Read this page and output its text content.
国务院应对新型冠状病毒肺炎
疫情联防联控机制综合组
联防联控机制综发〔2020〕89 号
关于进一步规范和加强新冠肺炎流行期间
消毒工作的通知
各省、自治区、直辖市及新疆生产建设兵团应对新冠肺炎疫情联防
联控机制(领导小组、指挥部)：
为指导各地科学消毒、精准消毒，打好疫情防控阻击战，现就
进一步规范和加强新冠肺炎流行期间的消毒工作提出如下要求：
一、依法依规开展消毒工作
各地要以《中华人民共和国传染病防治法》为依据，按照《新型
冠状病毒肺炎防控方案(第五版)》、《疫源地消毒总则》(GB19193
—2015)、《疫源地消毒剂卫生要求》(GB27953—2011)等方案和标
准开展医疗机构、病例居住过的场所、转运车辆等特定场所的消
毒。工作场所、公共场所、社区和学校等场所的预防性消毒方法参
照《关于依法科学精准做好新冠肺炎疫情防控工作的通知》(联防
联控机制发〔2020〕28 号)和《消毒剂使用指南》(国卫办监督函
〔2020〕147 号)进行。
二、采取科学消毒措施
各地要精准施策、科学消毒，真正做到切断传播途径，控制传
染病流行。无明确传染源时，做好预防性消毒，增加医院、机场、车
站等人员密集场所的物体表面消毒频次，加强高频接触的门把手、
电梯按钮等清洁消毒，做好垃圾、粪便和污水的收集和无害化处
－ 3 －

....

## Directions
All of the data above should be transcribed exactly.

## The output
Read this page and output its text content.
国务院应对新型冠状病毒肺炎
疫情联防联控机制综合组
联防联控机制综发〔2020〕89 号
关于进一步规范和加强新冠肺炎流行期间
消毒工作的通知
各省、自治区、直辖市及新疆生产建设兵团应对新冠肺炎疫情联防
联控机制(领导小组、指挥部)：
为指导各地科学消毒、精准消毒，打好疫情防控阻击战，现就
进一步规范和加强新冠肺炎流行期间的消毒工作提出如下要求：
一、依法依规开展消毒工作
各地要以《中华人民共和国传染病防治法》为依据，按照《新型
冠状病毒肺炎防控方案(第五版)》、《疫源地消毒总则》(GB19193
—2015)、《疫源地消毒剂卫生要求》(GB27953—2011)等方案和标
准开展医疗机构、病例居住过的场所、转运车辆等特定场所的消
毒。工作场所、公共场所、社区和学校等场所的预防性消毒方法参
照《关于依法科学精准做好新冠肺炎疫情防控工作的通知》(联防
联控机制发〔2020〕28 号)和《消毒剂使用指南》(国卫办监督函
〔2020〕147 号)进行。
二、采取科学消毒措施
各地要精准施策、科学消毒，真正做到切断传播途径，控制传
染病流行。无明确传染源时，做好预防性消毒，增加医院、机场、车
站等人员密集场所的物体表面消毒频次，加强高频接触的门把手、
电梯按钮等清洁消毒，做好垃圾、粪便和污水的收集和无害化处
－ 3 －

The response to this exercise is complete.